Records from a data source:
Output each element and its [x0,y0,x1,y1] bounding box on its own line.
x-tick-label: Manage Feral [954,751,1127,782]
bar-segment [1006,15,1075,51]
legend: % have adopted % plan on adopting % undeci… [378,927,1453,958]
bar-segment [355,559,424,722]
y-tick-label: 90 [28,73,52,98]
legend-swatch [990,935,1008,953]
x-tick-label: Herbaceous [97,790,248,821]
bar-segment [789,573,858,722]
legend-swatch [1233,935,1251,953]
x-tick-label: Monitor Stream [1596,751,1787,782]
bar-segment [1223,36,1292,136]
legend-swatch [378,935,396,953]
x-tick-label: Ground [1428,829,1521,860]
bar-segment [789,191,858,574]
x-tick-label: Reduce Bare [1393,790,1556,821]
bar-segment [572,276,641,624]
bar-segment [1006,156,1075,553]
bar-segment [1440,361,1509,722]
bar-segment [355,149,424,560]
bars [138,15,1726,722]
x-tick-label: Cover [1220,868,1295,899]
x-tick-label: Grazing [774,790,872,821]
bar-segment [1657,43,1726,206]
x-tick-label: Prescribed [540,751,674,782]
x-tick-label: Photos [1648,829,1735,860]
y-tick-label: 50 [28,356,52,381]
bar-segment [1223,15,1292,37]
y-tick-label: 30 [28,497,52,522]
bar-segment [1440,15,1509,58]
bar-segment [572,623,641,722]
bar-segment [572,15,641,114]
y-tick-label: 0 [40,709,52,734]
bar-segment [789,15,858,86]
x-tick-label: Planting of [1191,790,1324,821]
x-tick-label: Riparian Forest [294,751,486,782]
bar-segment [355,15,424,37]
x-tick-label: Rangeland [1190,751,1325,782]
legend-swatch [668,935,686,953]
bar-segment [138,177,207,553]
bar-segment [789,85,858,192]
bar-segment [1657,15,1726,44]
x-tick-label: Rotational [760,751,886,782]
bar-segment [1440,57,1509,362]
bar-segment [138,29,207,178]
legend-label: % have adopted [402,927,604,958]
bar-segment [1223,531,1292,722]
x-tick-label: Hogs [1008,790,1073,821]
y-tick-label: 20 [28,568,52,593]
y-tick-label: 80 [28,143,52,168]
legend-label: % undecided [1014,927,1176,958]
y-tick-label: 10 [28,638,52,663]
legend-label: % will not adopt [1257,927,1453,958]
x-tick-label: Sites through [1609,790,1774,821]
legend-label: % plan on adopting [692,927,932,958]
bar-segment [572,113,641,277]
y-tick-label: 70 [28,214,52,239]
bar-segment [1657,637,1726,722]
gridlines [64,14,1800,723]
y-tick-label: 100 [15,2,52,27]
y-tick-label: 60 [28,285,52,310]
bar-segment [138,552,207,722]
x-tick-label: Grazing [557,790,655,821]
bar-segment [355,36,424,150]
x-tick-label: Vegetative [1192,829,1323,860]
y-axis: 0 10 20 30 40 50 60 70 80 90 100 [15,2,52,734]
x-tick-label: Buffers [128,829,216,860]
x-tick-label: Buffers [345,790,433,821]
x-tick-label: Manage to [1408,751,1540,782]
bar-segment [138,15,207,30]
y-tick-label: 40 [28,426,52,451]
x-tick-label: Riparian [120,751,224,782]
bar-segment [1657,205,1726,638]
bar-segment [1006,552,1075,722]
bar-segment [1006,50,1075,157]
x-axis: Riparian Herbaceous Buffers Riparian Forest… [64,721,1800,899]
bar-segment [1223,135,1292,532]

Work to complete: Report each line in the entries above that contains the string "swatch", with case counting.

Result for this exercise:
legend-swatch [990,935,1008,953]
legend-swatch [1233,935,1251,953]
legend-swatch [378,935,396,953]
legend-swatch [668,935,686,953]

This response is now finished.